• Set task A: Reproduce the passage of the industrial fabric patent text that begins at the words "3. The textile" and stops after "from the web side surface (P).".

• Excerpted passage:
══════════════════════════════

Abstract
The invention relates to an industrial fabric and its use. The industrial fabric (1) comprises several machine direction (MD) yarns (2, 2a, 2b) and several cross machine direction (CMD) yarns (3). The MD-yarns are twisted relative their longitudinal axis so that the twisted yams have sloped surfaces (4) at least on a web side surface (P) of the textile. The textile is usable in paper machine, pulp machine or filtering machine.
Claims
1. An industrial textile for supporting a fibre web in a processing machine, the textile (1) comprising: a web side surface (P), which is facing towards the fibre web to be processed during use of the industrial textile; a roll side surface (R), which is facing towards the processing machine during the use; several machine direction (MD) yarns (2) and at least some of them have flat cross sections; and several cross machine direction (CMD) yams (3); characterized in that the textile (1) is a woven fabric and comprises several machine direction yams (2, 2a, 2b), which are twisted relative to their longitudinal axis; and wherein the twisted flat machine direction yarns (2, 2a, 2b) expose as slanted surfaces (4) at least on the web side surface (P).
2. The textile as claimed in claim 1, characterized in that all of the machine direction yarns (2) are twisted.
3. The textile as claimed in claim 1 or 2, characterized in that each of the slanted surfaces (4) formed of the twisted flat machine direction yarns (2) appear as portions having shape of an outer surface of a segment of a truncated circular cone (6) at least on the web side surface (P) of the textile (1) when seen from the web side surface (P).

══════════════════════════════

• Data rows:
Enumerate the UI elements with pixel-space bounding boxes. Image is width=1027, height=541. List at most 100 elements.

══════════════════════════════

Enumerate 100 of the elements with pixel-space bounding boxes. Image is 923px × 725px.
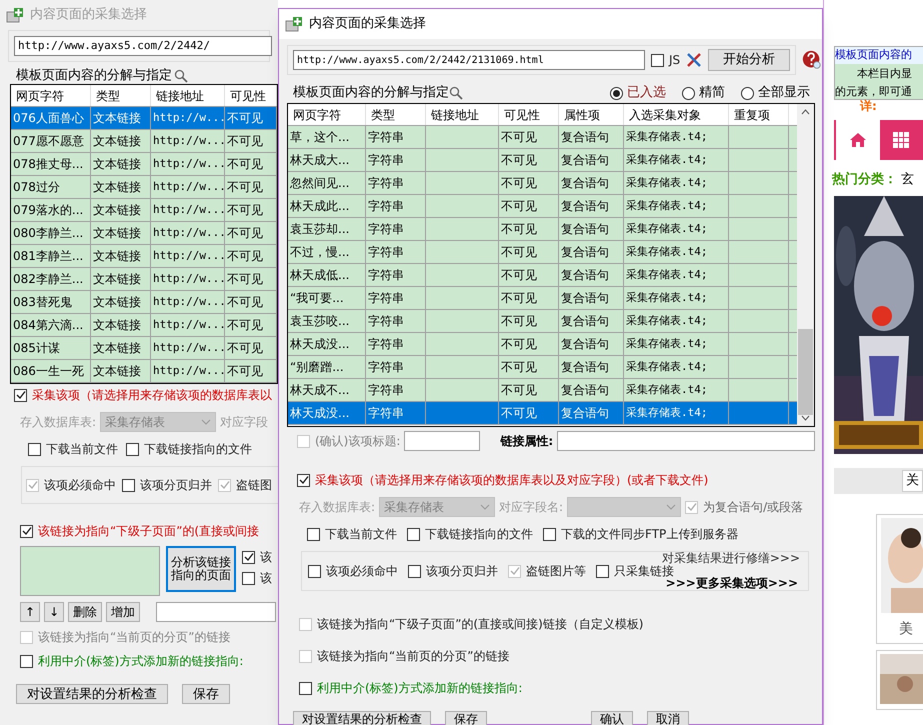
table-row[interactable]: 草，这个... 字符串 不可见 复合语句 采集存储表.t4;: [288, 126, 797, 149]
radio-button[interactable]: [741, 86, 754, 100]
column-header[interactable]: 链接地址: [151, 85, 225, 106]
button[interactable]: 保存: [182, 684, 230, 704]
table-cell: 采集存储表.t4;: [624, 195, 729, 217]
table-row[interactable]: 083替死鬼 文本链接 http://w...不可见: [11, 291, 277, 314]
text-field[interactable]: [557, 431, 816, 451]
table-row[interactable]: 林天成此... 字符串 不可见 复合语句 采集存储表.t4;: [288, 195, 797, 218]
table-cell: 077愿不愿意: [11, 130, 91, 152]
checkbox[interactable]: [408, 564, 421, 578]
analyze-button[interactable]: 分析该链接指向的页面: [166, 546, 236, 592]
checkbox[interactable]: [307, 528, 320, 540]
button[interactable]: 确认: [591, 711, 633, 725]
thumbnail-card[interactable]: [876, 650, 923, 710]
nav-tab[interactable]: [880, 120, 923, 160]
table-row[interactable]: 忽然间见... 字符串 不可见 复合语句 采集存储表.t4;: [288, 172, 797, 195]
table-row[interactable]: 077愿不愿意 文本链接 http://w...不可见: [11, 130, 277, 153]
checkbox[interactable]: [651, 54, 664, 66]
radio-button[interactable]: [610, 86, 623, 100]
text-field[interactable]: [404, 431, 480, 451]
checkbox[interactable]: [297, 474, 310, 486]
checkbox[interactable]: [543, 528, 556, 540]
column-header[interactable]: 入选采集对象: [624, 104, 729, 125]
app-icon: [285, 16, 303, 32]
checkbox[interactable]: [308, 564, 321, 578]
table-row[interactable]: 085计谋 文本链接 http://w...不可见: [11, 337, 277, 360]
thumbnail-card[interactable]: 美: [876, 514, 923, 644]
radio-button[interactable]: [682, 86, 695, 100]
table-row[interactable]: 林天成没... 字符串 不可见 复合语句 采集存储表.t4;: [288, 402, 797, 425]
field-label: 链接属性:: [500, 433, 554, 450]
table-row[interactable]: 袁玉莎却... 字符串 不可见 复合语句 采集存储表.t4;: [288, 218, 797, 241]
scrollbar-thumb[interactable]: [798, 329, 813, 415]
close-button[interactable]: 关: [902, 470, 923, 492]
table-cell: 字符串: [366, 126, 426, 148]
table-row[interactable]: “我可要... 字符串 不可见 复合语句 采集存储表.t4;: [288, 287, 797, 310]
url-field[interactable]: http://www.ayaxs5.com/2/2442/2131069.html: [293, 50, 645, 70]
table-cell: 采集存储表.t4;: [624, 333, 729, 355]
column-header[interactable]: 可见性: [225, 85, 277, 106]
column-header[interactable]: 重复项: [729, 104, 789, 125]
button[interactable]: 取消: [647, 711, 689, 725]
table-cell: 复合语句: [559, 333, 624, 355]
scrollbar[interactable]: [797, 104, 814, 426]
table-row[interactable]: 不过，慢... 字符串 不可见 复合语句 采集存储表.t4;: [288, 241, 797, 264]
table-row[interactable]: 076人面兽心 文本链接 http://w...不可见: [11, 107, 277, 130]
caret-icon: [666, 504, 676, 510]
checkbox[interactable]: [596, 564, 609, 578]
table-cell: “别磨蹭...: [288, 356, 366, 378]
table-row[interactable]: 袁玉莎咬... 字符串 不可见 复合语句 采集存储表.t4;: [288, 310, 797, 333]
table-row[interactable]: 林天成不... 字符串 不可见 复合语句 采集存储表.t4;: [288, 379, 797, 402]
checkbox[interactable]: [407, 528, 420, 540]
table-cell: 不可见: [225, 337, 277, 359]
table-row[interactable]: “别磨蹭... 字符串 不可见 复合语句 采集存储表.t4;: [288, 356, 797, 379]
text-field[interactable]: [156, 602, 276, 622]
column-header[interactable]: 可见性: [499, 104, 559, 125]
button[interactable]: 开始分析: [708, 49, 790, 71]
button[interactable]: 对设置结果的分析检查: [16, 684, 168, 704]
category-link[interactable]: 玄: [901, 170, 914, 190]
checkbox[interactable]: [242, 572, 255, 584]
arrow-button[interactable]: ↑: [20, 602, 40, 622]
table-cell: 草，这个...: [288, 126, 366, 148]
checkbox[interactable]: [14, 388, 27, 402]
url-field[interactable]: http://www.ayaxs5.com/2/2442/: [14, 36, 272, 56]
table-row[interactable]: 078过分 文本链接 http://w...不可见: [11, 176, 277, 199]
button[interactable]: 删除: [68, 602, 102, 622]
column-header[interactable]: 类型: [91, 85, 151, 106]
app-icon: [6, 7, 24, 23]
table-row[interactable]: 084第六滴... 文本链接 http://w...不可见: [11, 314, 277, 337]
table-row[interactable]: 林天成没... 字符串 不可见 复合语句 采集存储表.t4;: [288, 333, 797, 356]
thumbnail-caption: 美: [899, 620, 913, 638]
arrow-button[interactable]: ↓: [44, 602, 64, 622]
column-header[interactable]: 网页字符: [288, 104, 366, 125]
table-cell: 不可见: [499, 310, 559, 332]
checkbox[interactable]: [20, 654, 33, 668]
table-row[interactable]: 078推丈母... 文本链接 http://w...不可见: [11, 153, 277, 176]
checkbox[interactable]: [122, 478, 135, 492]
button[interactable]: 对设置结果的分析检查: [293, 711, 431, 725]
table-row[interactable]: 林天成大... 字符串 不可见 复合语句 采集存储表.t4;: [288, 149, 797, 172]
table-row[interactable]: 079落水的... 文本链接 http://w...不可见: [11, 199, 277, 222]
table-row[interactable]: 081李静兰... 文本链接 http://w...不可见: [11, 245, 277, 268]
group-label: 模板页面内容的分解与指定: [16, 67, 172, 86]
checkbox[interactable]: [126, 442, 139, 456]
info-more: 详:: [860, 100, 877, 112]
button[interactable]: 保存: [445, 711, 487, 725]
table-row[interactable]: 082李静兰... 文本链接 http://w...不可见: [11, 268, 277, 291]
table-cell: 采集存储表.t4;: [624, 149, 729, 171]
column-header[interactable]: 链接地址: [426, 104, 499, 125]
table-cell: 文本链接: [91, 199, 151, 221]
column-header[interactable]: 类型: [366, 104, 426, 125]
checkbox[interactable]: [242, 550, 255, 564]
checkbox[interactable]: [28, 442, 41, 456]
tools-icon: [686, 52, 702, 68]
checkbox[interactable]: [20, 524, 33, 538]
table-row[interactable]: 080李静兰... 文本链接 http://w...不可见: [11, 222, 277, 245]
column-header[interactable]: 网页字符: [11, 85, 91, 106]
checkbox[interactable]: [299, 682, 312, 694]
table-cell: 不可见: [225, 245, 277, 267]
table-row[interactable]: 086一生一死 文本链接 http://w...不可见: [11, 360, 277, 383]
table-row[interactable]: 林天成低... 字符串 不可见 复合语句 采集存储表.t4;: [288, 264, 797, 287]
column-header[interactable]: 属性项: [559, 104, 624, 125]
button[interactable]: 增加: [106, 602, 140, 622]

══════════════════════════════

• Set task B: In the records, begin at the line that has "Enumerate 100 of" and stop after the line that has "button[interactable]: 保存: [182, 684, 230, 704]". Give those lines again with "radio-button" changed to "option-button" and everything else unchanged, leaving out the picture.

• Written reply A:
3. The textile as claimed in claim 1 or 2, characterized in that each of the slanted surfaces (4) formed of the twisted flat machine direction yarns (2) appear as portions having shape of an outer surface of a segment of a truncated circular cone (6) at least on the web side surface (P) of the textile (1) when seen from the web side surface (P).

• Written reply B:
Enumerate 100 of the elements with pixel-space bounding boxes. Image is 923px × 725px.
table-row[interactable]: 草，这个... 字符串 不可见 复合语句 采集存储表.t4;: [288, 126, 797, 149]
option-button[interactable]: [741, 86, 754, 100]
column-header[interactable]: 链接地址: [151, 85, 225, 106]
button[interactable]: 保存: [182, 684, 230, 704]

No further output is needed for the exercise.